-------- SUPPLIED TEXT --------
10B.4 The Role of Polar/Subtropical Jet Interaction in the South-Central US Flood of March 2016

Wednesday, 25 January 2017: 2:15 PM
Conference Center: Tahoma 3 (Washington State Convention Center )
Connor Dacey, University of Wisconsin, Madison, WI; and J. E. Martin

Interaction between the usually separate polar and subtropical jets occasionally results in the production of high impact synoptic-scale weather events.  In early March 2016 such an interaction conspired to produce an anomalously deep upper tropospheric cyclonic disturbance at an unusually low latitude over Mexico.  The development of this feature from March 8-12th   instigated a severe flooding event in the south-central United States in which 12-18 inches of rain fell in northern Louisiana and far eastern Texas, with some localized areas receiving more than 24” of rain in what was characterized as a “1-in-500 to 1-in-1000 year” event. In addition to the rainfall, 3 EF1 tornadoes and multiple reports of baseball-sized hail also characterized this event.
--------
**WORK TASK 1**
Answer these questions from the flood abstract, one line each:
(a) On what date and at what time is the presentation listed?
(b) Where did 12-18 inches of rain fall?
(c) How many EF1 tornadoes accompanied the event?
**WORK TASK 2**
Summarize the flood abstract in two sentences.
-------- SUPPLIED DATA --------
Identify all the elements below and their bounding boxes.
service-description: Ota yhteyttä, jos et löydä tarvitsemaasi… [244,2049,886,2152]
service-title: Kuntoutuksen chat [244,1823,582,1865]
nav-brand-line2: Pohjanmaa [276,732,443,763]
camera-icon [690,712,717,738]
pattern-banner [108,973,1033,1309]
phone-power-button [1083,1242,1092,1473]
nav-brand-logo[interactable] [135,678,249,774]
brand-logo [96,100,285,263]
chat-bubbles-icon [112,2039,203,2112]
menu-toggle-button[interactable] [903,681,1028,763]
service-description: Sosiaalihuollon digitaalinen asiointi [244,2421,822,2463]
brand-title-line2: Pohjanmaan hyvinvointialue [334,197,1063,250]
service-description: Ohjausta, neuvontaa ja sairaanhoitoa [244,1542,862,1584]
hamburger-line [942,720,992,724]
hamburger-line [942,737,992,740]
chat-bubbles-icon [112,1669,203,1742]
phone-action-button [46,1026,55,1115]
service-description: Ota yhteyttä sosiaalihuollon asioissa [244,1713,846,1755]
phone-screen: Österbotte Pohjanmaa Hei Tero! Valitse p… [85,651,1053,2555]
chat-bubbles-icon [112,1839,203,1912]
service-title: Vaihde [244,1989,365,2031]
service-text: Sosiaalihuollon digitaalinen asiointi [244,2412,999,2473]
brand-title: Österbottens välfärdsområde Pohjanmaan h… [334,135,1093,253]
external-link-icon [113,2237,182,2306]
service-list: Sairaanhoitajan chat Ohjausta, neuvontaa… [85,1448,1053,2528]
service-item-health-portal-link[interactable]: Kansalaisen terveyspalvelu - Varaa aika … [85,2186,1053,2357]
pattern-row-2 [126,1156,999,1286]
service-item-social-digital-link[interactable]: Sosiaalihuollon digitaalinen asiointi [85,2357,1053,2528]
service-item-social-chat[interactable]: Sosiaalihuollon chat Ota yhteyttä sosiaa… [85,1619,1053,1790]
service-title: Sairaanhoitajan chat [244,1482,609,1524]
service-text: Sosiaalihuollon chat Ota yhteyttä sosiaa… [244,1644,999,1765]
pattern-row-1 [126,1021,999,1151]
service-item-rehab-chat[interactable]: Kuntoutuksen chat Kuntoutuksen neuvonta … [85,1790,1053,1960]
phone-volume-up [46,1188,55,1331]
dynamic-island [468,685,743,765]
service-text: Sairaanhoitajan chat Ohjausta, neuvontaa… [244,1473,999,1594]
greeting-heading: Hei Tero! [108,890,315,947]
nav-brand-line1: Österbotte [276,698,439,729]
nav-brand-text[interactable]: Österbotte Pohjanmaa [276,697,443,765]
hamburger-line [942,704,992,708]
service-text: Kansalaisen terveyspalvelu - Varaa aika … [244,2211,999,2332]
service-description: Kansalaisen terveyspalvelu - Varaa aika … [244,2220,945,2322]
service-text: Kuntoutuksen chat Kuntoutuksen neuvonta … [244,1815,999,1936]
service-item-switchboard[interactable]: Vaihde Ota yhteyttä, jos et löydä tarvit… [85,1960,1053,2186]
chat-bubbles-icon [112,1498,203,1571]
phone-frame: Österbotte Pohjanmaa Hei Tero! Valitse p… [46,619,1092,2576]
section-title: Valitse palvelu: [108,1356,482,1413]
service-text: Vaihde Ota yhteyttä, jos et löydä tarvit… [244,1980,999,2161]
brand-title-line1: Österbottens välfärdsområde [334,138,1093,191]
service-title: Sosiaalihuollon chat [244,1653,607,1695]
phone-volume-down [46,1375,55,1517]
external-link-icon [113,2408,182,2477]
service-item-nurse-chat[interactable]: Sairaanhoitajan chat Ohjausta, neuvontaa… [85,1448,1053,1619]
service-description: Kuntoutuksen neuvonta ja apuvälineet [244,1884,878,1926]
--------
**YOUR SOLUTION 1**
(a) Wednesday, 25 January 2017, at 2:15 PM
(b) In northern Louisiana and far eastern Texas
(c) Three

**YOUR SOLUTION 2**
In early March 2016, an interaction between the polar and subtropical jets produced an anomalously deep upper tropospheric cyclonic disturbance at an unusually low latitude over Mexico. Its development from March 8-12 instigated severe flooding in the south-central United States, with 12-18 inches of rain in northern Louisiana and far eastern Texas and more than 24 inches in some localized areas, in what was characterized as a "1-in-500 to 1-in-1000 year" event.